▶ Required actions
[1] Could you rewrite the passage on EEG findings in CS, starting with "Interictal EEG in both" and going on through "frequently encountered [3].", with "Angelman syndrome" changed to "AS"?
[2] How would the passage on EEG findings and epilepsy in CS go on after its final sentence? Write the continuation.

▶ Given passage
● ● ● ● ●
Interictal EEG in both our patients showed frequent generalized slow spike–wave complexes that were very similar to those reported by Pescosolido et al. [3], Zanni et al. [5], and Mathieu et al. [7]. Although the precise details of the EEG including spike–wave complexes (whether “slow” spike–wave or not) cannot be determined from previous reports, we note generalized spike–wave complexes are a characteristic feature of interictal EEG in CS. Interestingly, a few previous reports have described high-voltage slow waves similar to those seen in Angelman syndrome [2], and although it has been reported that CS symptoms are similar those of Angelman syndrome, it has now become clear that neither such wave forms nor symptoms are frequently encountered [3].
Our literature survey identified five cases of ESES at ages between 4 and 8 years, and our second patient developed drug-resistant ESES at the age of 7 years. ESES that develops in early childhood is considered to be one of the features of epilepsy in CS.
● ● ● ● ●
▶ Information given
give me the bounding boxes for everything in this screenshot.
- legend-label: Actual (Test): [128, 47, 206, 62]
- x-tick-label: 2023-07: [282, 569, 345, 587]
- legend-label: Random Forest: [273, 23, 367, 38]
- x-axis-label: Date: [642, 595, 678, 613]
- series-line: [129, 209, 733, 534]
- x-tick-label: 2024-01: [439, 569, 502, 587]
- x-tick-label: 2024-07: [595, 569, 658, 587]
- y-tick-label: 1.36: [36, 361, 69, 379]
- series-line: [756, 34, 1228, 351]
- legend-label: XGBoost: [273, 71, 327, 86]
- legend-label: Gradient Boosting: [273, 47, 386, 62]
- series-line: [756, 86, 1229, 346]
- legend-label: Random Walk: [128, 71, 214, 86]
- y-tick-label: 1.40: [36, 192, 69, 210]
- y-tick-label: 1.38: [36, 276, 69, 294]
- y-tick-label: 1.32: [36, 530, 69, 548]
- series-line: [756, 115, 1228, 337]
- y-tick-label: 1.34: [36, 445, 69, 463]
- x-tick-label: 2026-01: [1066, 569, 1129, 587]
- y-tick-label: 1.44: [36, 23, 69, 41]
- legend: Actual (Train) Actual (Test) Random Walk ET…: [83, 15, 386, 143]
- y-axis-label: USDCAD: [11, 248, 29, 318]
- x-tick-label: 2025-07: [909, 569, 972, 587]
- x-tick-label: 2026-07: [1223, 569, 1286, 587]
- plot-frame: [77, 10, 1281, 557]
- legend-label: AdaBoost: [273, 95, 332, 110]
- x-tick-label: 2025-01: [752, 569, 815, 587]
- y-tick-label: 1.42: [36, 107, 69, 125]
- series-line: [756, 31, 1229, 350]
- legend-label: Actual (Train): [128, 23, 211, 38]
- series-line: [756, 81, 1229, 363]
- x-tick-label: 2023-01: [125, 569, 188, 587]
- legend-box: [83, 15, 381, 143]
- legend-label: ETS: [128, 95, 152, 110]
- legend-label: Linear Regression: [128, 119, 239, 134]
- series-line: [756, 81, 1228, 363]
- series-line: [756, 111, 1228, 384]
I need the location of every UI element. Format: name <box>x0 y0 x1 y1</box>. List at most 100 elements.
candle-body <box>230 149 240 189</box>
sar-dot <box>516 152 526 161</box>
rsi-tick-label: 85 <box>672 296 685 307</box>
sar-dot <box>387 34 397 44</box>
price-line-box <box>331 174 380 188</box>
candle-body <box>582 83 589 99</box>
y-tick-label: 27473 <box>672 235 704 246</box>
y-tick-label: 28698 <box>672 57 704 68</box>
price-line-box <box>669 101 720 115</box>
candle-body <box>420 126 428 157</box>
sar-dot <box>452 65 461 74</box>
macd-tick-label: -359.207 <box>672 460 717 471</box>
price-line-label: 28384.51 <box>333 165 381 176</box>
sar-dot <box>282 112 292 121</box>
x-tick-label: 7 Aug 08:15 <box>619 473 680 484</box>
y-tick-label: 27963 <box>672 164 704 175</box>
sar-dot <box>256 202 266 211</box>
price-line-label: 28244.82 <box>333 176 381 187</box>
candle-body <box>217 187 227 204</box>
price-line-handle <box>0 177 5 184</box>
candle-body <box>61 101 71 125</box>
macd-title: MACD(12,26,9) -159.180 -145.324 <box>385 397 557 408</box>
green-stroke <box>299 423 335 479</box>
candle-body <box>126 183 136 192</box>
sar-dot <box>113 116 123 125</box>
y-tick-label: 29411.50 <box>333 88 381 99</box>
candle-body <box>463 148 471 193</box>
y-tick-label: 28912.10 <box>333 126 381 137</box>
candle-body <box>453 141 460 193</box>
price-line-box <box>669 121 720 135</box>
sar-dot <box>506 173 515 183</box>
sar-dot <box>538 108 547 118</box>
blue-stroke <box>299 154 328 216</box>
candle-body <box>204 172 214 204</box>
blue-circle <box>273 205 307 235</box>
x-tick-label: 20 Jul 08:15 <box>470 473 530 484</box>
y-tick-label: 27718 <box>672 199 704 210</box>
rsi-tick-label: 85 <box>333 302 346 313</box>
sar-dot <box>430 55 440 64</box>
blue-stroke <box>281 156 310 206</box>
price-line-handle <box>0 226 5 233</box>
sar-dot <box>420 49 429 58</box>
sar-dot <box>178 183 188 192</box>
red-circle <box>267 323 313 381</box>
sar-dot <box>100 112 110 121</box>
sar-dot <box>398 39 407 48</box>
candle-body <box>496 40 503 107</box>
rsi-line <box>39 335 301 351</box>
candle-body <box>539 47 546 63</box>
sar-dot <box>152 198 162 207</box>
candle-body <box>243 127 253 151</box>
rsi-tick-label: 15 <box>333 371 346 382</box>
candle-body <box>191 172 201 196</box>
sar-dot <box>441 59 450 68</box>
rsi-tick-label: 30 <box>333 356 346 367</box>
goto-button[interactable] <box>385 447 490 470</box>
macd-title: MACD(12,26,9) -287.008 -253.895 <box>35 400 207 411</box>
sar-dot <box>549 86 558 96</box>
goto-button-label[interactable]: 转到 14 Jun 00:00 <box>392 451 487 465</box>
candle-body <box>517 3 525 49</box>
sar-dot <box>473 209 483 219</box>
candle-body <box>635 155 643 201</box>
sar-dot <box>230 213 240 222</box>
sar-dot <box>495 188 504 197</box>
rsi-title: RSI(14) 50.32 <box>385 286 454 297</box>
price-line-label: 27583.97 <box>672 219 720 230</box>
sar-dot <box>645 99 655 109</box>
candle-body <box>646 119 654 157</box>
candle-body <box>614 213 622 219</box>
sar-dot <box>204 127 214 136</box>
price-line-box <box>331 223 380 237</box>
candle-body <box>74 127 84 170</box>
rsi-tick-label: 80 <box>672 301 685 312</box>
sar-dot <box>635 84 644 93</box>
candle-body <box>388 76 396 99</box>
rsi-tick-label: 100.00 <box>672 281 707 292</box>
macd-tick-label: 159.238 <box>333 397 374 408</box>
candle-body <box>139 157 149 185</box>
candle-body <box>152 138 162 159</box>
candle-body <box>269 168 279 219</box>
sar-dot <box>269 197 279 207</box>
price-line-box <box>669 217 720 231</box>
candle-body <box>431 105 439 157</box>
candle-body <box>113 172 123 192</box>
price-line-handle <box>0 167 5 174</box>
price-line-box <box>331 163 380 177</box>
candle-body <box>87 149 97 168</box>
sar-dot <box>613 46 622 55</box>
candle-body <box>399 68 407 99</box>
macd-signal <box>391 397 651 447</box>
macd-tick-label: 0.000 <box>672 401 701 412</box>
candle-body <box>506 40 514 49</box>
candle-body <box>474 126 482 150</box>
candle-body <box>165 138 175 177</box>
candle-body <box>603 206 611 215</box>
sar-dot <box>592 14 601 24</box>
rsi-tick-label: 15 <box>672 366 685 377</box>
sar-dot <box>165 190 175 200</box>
● ● ● ● ●
▶ Results for the exercise
[1]
Interictal EEG in both our patients showed frequent generalized slow spike–wave complexes that were very similar to those reported by Pescosolido et al. [3], Zanni et al. [5], and Mathieu et al. [7]. Although the precise details of the EEG including spike–wave complexes (whether “slow” spike–wave or not) cannot be determined from previous reports, we note generalized spike–wave complexes are a characteristic feature of interictal EEG in CS. Interestingly, a few previous reports have described high-voltage slow waves similar to those seen in AS [2], and although it has been reported that CS symptoms are similar those of AS, it has now become clear that neither such wave forms nor symptoms are frequently encountered [3].

[2]
Only two reports to date have classified epilepsy and both included LGS; therefore we suspect the frequency of LGS may be higher based on the limited amount of information on epilepsy classification in available reports. Mutations in GABRB3, ALG13, SCN8A, STXBP1, DNM1, FOXG1, and CHD2 have been reported to result in LGS [11]. All of these genetic mutations may be associated with epilepsy or developmental delays and are known to cause other developmental and epileptic encephalopathies as phenotypes apart from LGS. SLC9A6 encodes the endosomal Na+-H+ exchanger 6 (NHE6) [2], and NHE6 has been reported to be required for neuronal arborization and synapse development [12]. There is also a case report of spasms and CS in a patient with a developmental and epileptic encephalopathy though there is very little information on how developmental processes are affected. The onset of epilepsy in CS occurs in late infancy, and so it may tend to present with LGS phenotypes rather than as early infantile epileptic encephalopathy or West syndrome.
Our first patient had drug-resistant seizures and developed severe intellectual disability; however, the seizures decreased by age 14 years, which is similar to the disease course reported by Mathieu et al. [7]. Therefore, it appears that seizures may decrease spontaneously in some patients during adolescence.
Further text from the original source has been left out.